• DATA ENTRIES:
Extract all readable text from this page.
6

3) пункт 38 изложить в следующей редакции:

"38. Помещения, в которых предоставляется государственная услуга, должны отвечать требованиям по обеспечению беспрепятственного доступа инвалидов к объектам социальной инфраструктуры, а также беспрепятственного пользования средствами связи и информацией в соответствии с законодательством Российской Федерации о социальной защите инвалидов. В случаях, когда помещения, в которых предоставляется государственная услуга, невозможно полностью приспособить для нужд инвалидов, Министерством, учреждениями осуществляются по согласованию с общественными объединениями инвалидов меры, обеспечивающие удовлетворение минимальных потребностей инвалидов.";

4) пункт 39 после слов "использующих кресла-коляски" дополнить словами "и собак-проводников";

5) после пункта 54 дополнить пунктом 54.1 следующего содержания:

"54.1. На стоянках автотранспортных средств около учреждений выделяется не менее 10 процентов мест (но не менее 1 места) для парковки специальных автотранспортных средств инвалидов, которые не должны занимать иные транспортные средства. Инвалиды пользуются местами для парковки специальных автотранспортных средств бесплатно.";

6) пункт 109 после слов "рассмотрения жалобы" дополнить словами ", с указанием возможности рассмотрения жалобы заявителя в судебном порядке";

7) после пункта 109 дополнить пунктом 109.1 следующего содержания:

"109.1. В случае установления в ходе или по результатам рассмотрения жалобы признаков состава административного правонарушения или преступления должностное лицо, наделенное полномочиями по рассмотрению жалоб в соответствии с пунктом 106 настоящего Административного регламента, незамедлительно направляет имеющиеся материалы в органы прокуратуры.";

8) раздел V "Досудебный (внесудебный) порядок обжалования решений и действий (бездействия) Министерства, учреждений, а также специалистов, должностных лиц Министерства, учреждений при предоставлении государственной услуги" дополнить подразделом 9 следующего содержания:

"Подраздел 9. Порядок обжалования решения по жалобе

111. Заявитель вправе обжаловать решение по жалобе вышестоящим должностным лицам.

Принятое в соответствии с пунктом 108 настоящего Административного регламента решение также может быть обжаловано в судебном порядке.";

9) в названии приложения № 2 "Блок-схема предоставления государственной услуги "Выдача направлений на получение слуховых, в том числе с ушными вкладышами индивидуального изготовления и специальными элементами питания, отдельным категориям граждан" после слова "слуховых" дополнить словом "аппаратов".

• YOUR GOAL:
For each line in the data above that contains the string "решение", extract the line.

• FULL OUTPUT:
111. Заявитель вправе обжаловать решение по жалобе вышестоящим должностным лицам.
Принятое в соответствии с пунктом 108 настоящего Административного регламента решение также может быть обжаловано в судебном порядке.";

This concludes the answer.